Entries taken from a collection:
******************************

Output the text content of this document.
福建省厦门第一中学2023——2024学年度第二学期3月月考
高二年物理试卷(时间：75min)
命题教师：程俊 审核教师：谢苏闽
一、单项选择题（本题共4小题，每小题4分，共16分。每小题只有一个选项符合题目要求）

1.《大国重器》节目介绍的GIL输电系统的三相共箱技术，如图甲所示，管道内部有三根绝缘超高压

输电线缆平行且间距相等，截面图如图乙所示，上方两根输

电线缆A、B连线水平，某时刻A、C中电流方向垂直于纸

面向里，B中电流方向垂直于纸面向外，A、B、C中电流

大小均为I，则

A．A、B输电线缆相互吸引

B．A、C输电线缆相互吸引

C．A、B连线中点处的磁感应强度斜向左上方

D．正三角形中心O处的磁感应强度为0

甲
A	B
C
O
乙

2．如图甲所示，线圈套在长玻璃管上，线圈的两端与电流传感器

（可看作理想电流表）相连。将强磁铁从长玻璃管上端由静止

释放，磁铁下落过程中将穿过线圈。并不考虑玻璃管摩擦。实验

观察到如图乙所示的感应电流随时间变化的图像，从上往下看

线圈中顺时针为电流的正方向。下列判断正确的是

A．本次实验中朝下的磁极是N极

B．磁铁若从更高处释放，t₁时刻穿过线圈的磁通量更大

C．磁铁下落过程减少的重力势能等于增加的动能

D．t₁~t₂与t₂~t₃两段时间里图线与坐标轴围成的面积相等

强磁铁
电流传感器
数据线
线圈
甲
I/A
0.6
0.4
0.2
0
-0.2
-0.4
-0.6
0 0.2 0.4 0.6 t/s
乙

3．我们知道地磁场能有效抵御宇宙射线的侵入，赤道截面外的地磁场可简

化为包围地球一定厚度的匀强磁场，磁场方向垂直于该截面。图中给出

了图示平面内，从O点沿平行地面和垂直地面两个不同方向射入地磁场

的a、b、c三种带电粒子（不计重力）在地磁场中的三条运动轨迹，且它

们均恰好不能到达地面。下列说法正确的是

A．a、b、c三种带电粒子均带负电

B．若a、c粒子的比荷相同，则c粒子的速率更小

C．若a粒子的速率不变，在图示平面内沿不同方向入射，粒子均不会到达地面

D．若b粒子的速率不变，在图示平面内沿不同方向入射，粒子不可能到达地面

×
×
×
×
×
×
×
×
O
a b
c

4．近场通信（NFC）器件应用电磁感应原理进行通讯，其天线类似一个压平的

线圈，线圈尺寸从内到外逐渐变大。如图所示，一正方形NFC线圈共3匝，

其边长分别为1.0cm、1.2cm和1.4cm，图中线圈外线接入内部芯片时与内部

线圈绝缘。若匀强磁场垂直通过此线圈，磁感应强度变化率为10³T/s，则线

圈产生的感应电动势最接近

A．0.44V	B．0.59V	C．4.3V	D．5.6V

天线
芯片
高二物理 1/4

******************************

**Goal**:
Would you give the material above again, complete and exact?

**Final result**:
Output the text content of this document.
福建省厦门第一中学2023——2024学年度第二学期3月月考
高二年物理试卷(时间：75min)
命题教师：程俊 审核教师：谢苏闽
一、单项选择题（本题共4小题，每小题4分，共16分。每小题只有一个选项符合题目要求）

1.《大国重器》节目介绍的GIL输电系统的三相共箱技术，如图甲所示，管道内部有三根绝缘超高压

输电线缆平行且间距相等，截面图如图乙所示，上方两根输

电线缆A、B连线水平，某时刻A、C中电流方向垂直于纸

面向里，B中电流方向垂直于纸面向外，A、B、C中电流

大小均为I，则

A．A、B输电线缆相互吸引

B．A、C输电线缆相互吸引

C．A、B连线中点处的磁感应强度斜向左上方

D．正三角形中心O处的磁感应强度为0

甲
A	B
C
O
乙

2．如图甲所示，线圈套在长玻璃管上，线圈的两端与电流传感器

（可看作理想电流表）相连。将强磁铁从长玻璃管上端由静止

释放，磁铁下落过程中将穿过线圈。并不考虑玻璃管摩擦。实验

观察到如图乙所示的感应电流随时间变化的图像，从上往下看

线圈中顺时针为电流的正方向。下列判断正确的是

A．本次实验中朝下的磁极是N极

B．磁铁若从更高处释放，t₁时刻穿过线圈的磁通量更大

C．磁铁下落过程减少的重力势能等于增加的动能

D．t₁~t₂与t₂~t₃两段时间里图线与坐标轴围成的面积相等

强磁铁
电流传感器
数据线
线圈
甲
I/A
0.6
0.4
0.2
0
-0.2
-0.4
-0.6
0 0.2 0.4 0.6 t/s
乙

3．我们知道地磁场能有效抵御宇宙射线的侵入，赤道截面外的地磁场可简

化为包围地球一定厚度的匀强磁场，磁场方向垂直于该截面。图中给出

了图示平面内，从O点沿平行地面和垂直地面两个不同方向射入地磁场

的a、b、c三种带电粒子（不计重力）在地磁场中的三条运动轨迹，且它

们均恰好不能到达地面。下列说法正确的是

A．a、b、c三种带电粒子均带负电

B．若a、c粒子的比荷相同，则c粒子的速率更小

C．若a粒子的速率不变，在图示平面内沿不同方向入射，粒子均不会到达地面

D．若b粒子的速率不变，在图示平面内沿不同方向入射，粒子不可能到达地面

×
×
×
×
×
×
×
×
O
a b
c

4．近场通信（NFC）器件应用电磁感应原理进行通讯，其天线类似一个压平的

线圈，线圈尺寸从内到外逐渐变大。如图所示，一正方形NFC线圈共3匝，

其边长分别为1.0cm、1.2cm和1.4cm，图中线圈外线接入内部芯片时与内部

线圈绝缘。若匀强磁场垂直通过此线圈，磁感应强度变化率为10³T/s，则线

圈产生的感应电动势最接近

A．0.44V	B．0.59V	C．4.3V	D．5.6V

天线
芯片
高二物理 1/4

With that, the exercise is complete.